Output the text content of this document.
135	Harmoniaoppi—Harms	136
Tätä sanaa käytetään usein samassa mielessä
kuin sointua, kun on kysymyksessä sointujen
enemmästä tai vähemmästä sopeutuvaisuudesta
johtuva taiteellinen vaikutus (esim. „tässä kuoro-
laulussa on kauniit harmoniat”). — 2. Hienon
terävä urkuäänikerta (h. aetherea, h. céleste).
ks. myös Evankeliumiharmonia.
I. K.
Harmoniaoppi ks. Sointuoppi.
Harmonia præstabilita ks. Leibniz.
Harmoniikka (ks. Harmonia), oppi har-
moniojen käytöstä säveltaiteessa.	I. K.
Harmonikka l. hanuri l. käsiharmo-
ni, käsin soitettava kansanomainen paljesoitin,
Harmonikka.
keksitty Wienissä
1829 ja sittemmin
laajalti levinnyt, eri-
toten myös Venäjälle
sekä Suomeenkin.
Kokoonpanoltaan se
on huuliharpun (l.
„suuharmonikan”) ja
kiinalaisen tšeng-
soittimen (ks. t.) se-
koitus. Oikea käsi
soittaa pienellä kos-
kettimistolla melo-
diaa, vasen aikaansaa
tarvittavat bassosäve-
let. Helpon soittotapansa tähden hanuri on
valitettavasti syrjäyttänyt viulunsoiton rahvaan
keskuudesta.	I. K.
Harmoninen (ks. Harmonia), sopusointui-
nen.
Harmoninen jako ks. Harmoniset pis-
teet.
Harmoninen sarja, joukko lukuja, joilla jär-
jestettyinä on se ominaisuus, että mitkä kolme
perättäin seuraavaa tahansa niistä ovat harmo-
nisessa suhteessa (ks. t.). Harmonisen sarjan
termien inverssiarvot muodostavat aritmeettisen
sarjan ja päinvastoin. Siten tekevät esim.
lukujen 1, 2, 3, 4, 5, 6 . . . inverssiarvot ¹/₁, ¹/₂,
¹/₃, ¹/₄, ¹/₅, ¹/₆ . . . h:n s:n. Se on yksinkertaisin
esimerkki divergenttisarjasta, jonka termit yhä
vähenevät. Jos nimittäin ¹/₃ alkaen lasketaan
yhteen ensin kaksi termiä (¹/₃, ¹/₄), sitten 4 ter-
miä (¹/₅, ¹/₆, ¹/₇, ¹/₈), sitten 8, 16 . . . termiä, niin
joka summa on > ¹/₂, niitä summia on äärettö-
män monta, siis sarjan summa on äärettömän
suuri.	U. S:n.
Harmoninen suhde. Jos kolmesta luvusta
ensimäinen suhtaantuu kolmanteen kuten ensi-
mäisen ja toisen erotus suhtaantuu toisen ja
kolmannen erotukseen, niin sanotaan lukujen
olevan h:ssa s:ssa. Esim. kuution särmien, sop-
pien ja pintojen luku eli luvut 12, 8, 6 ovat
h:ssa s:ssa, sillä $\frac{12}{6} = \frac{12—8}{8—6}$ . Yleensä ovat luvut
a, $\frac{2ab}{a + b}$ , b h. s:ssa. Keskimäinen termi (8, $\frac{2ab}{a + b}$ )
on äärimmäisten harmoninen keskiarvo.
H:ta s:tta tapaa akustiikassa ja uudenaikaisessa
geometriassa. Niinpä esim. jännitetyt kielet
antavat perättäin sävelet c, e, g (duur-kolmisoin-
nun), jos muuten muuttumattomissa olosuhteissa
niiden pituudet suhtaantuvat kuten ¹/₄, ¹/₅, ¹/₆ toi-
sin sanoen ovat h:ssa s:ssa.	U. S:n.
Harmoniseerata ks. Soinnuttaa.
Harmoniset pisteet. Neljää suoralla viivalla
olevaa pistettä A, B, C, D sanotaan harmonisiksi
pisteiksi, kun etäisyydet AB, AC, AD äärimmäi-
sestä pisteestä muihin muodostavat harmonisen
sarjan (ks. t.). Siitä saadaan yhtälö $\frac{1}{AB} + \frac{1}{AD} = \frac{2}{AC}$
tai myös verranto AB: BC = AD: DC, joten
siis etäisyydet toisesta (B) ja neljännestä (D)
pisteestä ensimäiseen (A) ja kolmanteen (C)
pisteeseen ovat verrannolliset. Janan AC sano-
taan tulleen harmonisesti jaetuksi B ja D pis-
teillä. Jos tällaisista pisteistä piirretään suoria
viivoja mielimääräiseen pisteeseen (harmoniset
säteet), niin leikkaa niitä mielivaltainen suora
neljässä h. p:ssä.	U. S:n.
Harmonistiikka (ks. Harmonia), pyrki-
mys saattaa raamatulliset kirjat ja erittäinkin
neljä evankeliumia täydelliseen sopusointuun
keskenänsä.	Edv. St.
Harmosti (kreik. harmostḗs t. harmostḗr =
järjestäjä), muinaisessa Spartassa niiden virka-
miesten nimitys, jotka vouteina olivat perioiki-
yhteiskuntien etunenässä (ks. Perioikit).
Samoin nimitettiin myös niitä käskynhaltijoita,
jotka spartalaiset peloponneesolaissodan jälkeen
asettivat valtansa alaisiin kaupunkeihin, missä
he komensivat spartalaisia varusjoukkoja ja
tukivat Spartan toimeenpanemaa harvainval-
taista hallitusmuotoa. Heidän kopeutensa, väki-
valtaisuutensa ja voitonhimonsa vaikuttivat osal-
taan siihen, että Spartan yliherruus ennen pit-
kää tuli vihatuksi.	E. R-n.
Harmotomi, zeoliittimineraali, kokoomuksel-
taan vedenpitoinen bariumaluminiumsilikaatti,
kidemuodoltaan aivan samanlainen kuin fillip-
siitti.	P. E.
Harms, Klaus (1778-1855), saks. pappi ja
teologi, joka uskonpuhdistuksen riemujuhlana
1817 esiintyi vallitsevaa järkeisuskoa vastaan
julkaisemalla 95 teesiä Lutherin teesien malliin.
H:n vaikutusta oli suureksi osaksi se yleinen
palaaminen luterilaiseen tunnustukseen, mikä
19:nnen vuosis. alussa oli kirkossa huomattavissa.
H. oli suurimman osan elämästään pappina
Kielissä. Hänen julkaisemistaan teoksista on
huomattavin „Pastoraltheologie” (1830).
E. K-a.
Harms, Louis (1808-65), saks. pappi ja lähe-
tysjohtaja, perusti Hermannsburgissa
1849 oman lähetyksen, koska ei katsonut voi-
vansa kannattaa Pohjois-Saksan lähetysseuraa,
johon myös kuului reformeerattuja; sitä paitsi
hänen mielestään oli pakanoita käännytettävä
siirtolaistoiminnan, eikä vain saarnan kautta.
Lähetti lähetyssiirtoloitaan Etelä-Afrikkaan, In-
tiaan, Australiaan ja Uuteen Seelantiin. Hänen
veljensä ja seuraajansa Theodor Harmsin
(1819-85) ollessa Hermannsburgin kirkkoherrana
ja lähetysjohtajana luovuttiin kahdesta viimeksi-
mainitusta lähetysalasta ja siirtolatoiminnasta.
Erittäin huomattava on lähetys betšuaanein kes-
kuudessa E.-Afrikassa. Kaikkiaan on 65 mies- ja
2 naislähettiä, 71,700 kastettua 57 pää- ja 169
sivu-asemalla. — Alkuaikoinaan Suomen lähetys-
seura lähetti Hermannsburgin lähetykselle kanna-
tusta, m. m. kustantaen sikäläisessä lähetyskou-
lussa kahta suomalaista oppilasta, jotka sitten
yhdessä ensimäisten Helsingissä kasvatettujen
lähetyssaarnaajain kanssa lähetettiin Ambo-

═══

## [Set task]
Pull out each line of the entries that contains "Hermannsburgin".

## [Exercise solution]
(1819-85) ollessa Hermannsburgin kirkkoherrana
seura lähetti Hermannsburgin lähetykselle kanna-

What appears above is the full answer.